--- start of RECORD EXCERPTS ---

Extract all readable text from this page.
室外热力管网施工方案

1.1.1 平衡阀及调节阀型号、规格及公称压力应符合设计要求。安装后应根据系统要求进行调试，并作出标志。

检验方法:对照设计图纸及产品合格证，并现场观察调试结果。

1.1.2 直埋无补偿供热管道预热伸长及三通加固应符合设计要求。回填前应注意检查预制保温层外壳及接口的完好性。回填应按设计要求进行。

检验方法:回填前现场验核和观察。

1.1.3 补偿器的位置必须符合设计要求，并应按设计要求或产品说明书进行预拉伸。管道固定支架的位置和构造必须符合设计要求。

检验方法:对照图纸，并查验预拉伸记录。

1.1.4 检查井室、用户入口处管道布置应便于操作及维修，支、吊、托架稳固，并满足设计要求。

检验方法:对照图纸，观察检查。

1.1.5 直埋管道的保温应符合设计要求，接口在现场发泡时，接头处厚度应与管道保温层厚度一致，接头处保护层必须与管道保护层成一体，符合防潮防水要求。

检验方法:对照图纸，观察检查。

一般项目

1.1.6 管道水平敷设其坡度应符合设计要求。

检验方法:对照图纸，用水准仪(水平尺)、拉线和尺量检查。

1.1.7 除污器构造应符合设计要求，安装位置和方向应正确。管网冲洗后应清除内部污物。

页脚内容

--- end of RECORD EXCERPTS ---

## AIM
Reproduce every line of the material above exactly.

## WORKED SOLUTION
Extract all readable text from this page.
室外热力管网施工方案

1.1.1 平衡阀及调节阀型号、规格及公称压力应符合设计要求。安装后应根据系统要求进行调试，并作出标志。

检验方法:对照设计图纸及产品合格证，并现场观察调试结果。

1.1.2 直埋无补偿供热管道预热伸长及三通加固应符合设计要求。回填前应注意检查预制保温层外壳及接口的完好性。回填应按设计要求进行。

检验方法:回填前现场验核和观察。

1.1.3 补偿器的位置必须符合设计要求，并应按设计要求或产品说明书进行预拉伸。管道固定支架的位置和构造必须符合设计要求。

检验方法:对照图纸，并查验预拉伸记录。

1.1.4 检查井室、用户入口处管道布置应便于操作及维修，支、吊、托架稳固，并满足设计要求。

检验方法:对照图纸，观察检查。

1.1.5 直埋管道的保温应符合设计要求，接口在现场发泡时，接头处厚度应与管道保温层厚度一致，接头处保护层必须与管道保护层成一体，符合防潮防水要求。

检验方法:对照图纸，观察检查。

一般项目

1.1.6 管道水平敷设其坡度应符合设计要求。

检验方法:对照图纸，用水准仪(水平尺)、拉线和尺量检查。

1.1.7 除污器构造应符合设计要求，安装位置和方向应正确。管网冲洗后应清除内部污物。

页脚内容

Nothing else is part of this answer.